• What is expected
Gather every line from the entries below that includes "INTRODUCTION".

(Stored entries)
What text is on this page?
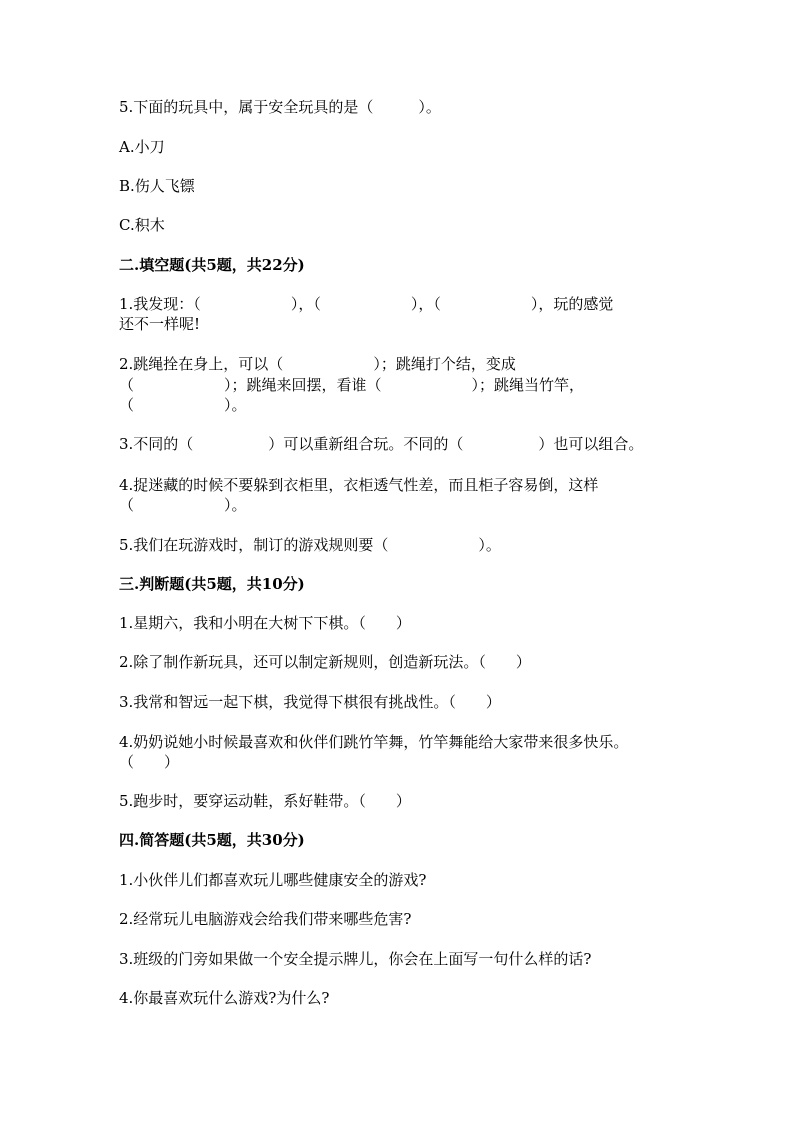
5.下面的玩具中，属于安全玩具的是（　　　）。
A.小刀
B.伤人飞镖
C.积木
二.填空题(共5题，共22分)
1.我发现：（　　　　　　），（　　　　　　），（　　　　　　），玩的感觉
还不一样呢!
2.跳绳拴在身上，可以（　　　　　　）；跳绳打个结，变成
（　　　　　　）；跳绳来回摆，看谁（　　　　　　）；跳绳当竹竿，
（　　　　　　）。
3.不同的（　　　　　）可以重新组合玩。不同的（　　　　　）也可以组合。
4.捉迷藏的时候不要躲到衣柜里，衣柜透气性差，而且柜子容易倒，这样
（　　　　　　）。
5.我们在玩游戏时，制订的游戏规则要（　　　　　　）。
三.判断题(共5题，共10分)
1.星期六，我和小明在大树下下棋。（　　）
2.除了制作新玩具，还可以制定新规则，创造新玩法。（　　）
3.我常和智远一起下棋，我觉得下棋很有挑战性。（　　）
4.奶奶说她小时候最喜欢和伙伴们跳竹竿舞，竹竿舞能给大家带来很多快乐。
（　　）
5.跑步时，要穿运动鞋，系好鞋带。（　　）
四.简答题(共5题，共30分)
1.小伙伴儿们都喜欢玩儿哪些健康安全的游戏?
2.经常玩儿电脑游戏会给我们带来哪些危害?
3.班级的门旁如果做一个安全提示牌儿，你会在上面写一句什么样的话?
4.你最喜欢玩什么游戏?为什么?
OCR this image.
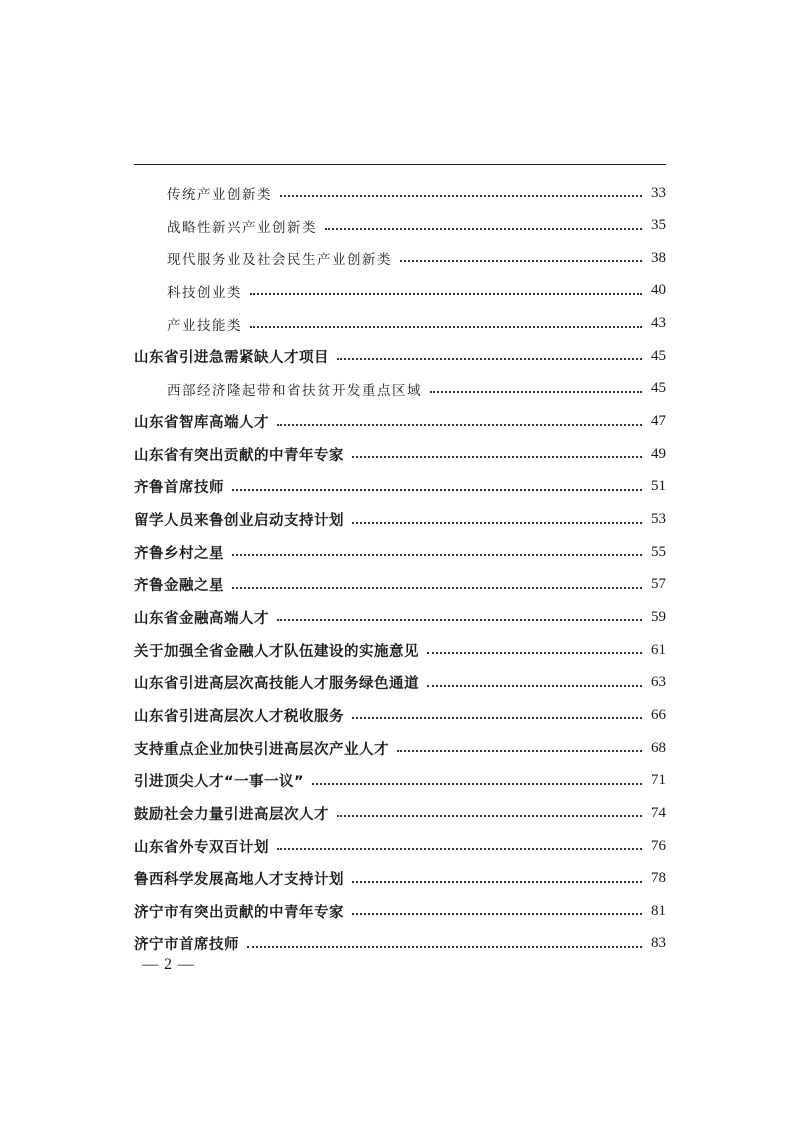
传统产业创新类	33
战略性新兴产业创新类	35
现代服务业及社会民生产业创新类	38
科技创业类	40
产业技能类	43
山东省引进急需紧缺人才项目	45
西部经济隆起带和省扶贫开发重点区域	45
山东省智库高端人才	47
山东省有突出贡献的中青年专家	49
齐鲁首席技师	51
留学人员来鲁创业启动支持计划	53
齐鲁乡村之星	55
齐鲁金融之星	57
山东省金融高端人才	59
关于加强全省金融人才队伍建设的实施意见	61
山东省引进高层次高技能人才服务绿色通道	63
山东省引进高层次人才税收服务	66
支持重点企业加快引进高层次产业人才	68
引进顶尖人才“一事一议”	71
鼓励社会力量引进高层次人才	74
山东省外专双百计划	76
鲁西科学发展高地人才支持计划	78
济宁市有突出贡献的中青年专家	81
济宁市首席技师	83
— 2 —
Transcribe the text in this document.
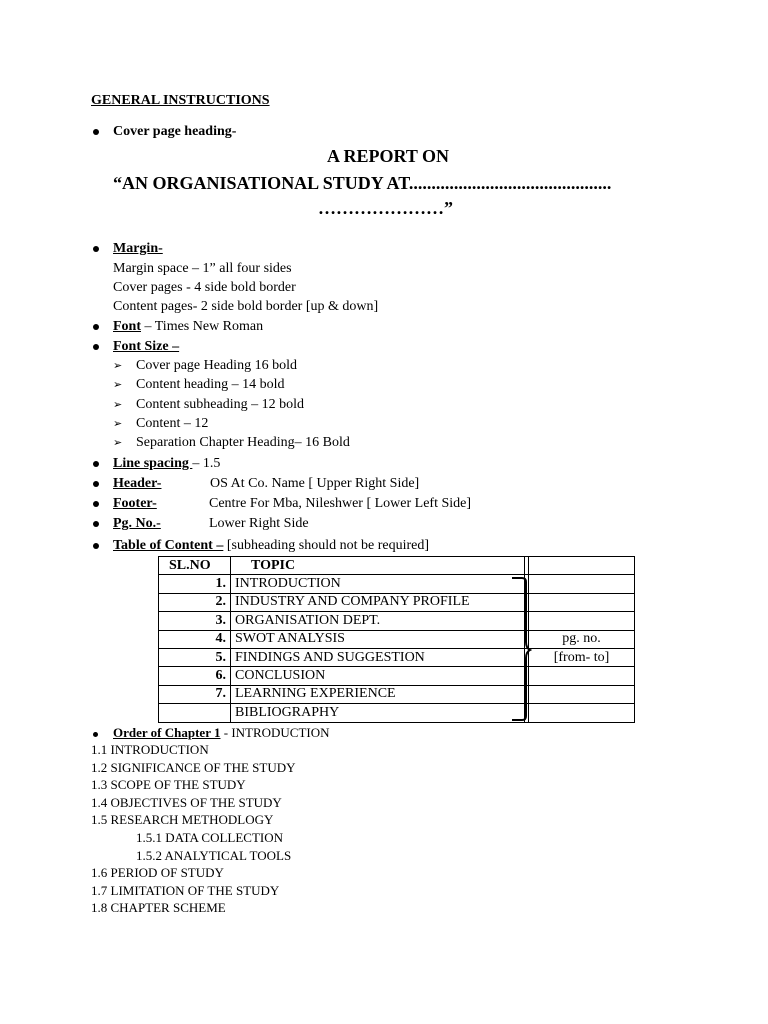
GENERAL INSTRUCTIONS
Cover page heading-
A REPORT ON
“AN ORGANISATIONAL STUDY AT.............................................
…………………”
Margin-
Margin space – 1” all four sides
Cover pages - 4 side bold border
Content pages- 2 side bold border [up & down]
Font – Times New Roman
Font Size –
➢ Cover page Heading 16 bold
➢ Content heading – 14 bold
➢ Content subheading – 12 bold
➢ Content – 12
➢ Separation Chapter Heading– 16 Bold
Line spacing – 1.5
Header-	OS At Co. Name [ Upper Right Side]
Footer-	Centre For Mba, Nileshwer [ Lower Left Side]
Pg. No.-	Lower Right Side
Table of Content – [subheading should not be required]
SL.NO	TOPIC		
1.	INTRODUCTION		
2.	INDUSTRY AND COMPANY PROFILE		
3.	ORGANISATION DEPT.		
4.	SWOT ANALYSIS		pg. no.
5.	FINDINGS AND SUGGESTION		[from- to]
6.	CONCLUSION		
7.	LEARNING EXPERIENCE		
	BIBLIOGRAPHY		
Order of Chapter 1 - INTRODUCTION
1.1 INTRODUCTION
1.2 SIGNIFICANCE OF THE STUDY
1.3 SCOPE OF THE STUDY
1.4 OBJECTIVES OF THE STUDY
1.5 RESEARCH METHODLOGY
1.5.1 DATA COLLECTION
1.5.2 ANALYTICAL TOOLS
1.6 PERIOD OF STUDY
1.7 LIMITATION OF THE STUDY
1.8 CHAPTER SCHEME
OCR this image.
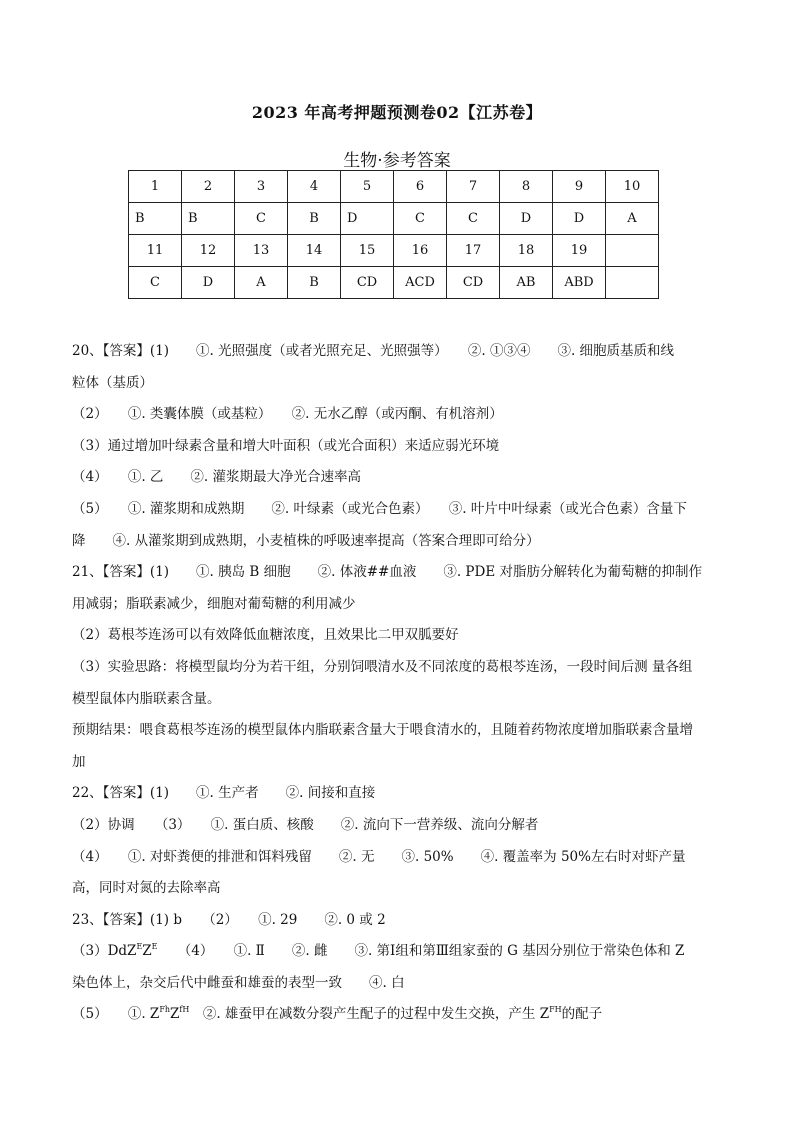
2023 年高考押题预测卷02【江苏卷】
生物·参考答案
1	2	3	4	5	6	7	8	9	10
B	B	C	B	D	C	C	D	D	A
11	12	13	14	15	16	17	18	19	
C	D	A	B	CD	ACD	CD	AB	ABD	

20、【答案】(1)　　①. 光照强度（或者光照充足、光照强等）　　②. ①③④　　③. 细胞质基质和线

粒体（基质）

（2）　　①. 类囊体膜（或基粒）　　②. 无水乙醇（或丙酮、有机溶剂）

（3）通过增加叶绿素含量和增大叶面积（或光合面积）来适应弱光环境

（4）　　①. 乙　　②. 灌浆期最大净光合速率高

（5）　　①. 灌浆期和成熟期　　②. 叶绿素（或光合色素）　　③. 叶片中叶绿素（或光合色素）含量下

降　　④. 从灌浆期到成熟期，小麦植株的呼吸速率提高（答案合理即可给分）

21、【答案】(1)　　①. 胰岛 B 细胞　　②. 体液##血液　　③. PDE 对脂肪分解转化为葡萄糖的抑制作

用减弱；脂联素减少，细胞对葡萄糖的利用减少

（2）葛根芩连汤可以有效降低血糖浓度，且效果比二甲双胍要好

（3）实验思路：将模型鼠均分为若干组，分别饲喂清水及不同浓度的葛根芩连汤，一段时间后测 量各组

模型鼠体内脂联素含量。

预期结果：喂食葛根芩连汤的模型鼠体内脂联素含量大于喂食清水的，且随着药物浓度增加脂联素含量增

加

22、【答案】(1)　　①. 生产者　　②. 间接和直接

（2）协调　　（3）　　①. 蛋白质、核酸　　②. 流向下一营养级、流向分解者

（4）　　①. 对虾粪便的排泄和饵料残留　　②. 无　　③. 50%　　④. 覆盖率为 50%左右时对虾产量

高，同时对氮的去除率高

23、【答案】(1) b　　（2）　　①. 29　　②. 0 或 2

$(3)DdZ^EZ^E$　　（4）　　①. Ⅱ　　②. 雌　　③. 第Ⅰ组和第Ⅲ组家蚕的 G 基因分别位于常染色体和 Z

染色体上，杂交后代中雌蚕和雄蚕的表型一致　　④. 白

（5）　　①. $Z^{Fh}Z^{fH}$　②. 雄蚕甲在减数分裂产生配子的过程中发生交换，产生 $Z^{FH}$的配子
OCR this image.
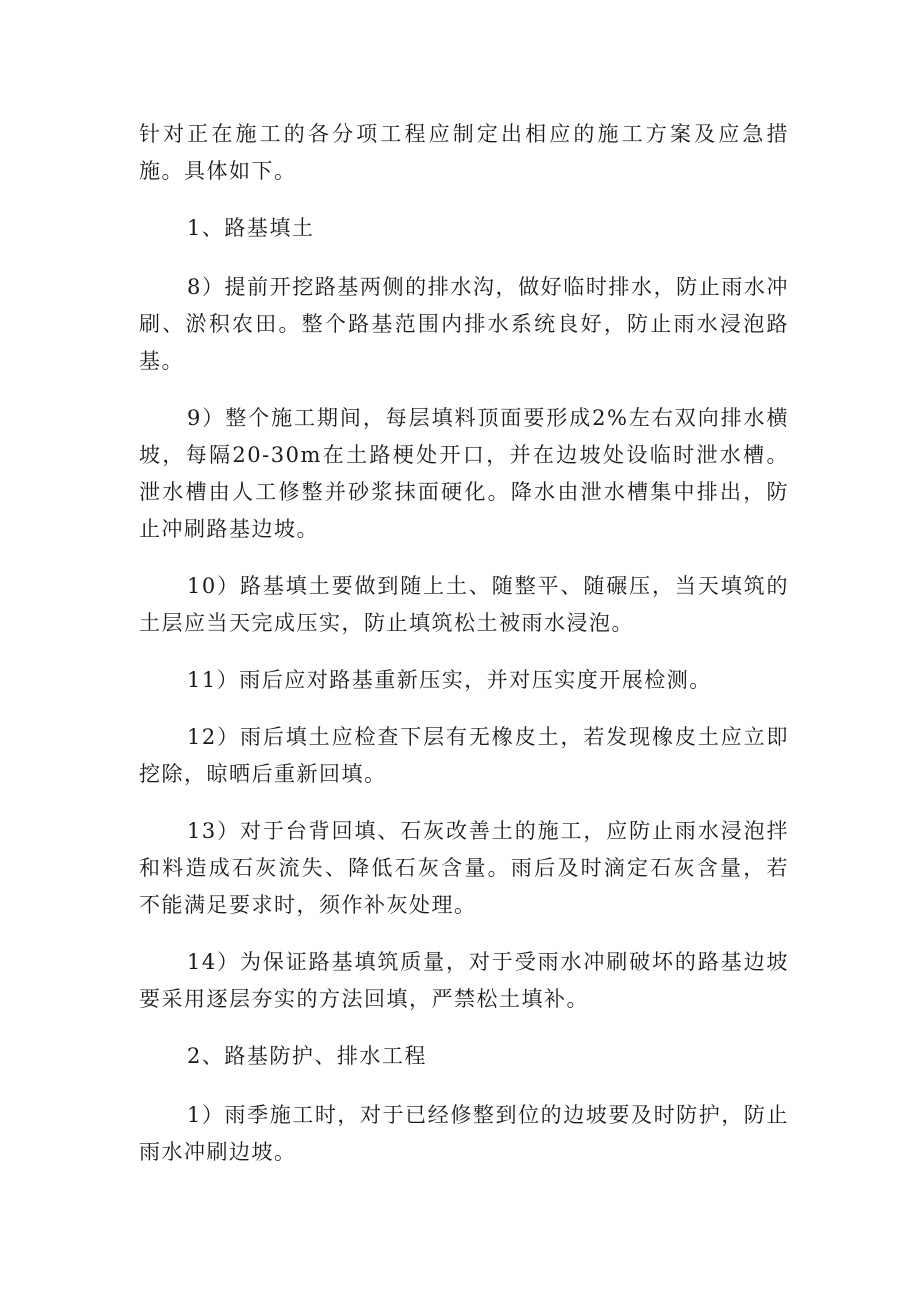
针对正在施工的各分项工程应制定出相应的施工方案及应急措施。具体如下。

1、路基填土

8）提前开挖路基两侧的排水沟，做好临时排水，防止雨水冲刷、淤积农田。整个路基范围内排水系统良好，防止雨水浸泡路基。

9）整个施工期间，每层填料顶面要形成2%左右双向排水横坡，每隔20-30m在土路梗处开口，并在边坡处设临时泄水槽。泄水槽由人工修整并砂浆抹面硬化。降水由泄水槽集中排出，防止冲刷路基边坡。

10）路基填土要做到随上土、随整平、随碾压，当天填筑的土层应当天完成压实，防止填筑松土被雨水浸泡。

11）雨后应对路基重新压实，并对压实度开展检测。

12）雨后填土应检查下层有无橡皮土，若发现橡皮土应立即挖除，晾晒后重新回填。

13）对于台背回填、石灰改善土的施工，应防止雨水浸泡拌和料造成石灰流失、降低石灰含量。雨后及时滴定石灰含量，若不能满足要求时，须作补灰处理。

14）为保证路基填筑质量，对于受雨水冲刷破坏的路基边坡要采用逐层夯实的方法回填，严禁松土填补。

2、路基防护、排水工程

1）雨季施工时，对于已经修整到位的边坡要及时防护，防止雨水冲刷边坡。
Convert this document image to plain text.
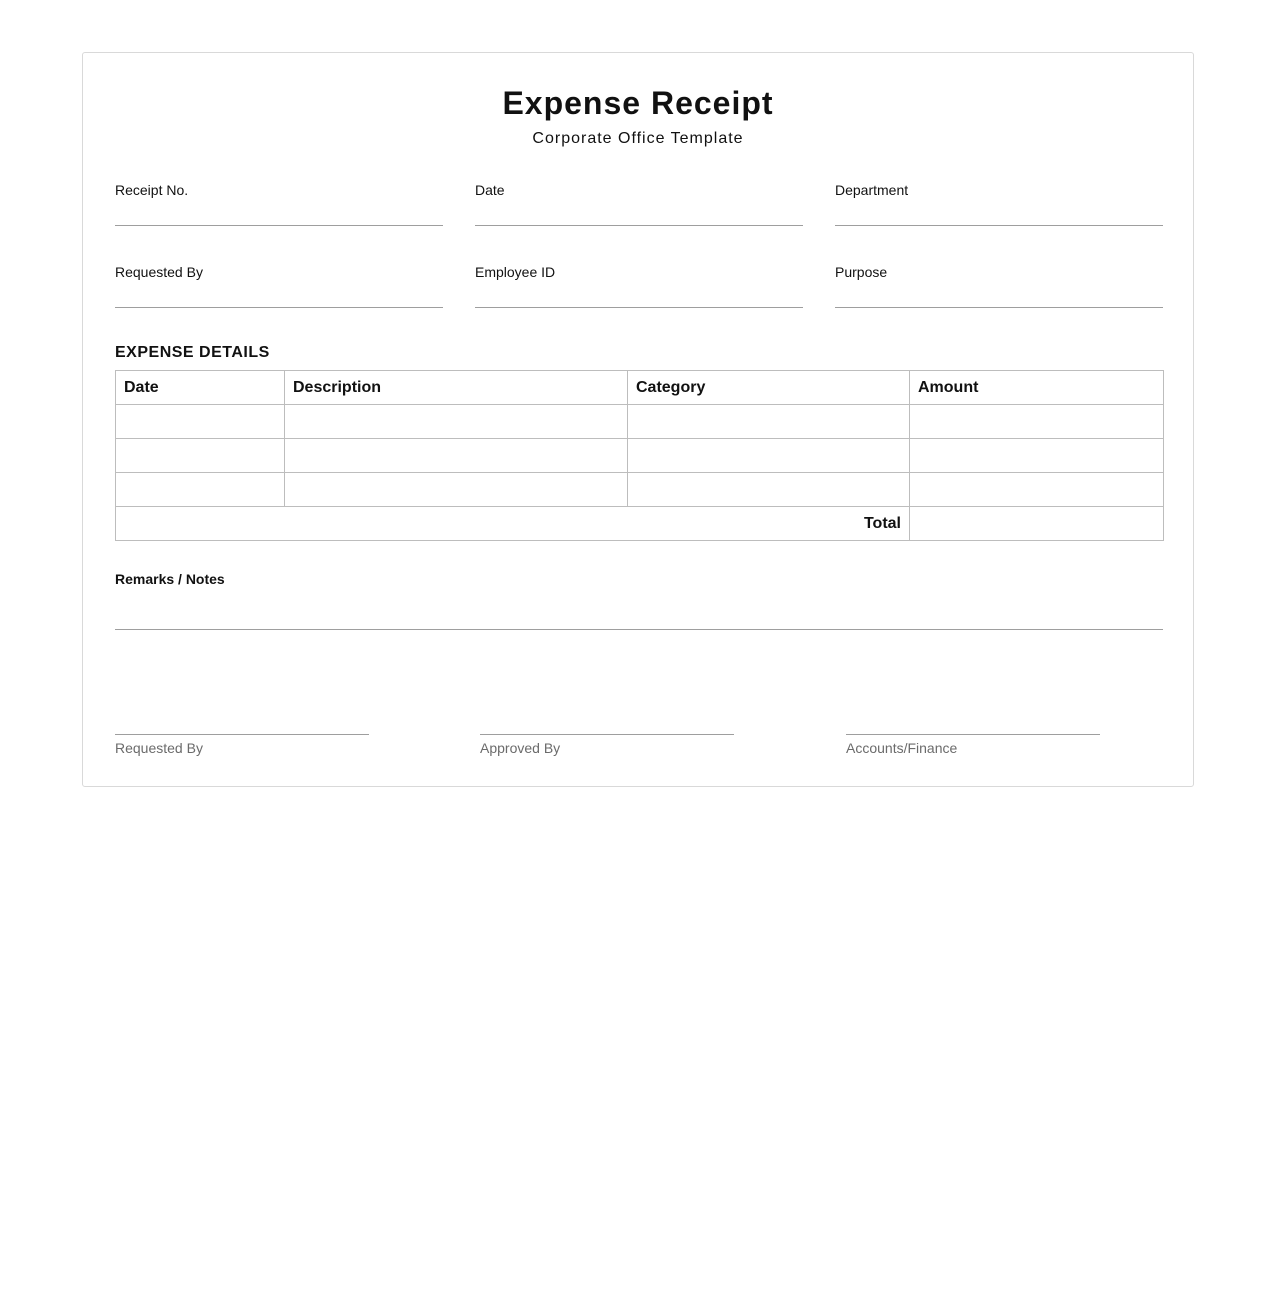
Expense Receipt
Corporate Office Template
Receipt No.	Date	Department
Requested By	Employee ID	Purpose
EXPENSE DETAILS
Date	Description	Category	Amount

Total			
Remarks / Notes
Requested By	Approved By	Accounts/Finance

• Solution for this task
1.	INTRODUCTION		
Order of Chapter 1 - INTRODUCTION
1.1 INTRODUCTION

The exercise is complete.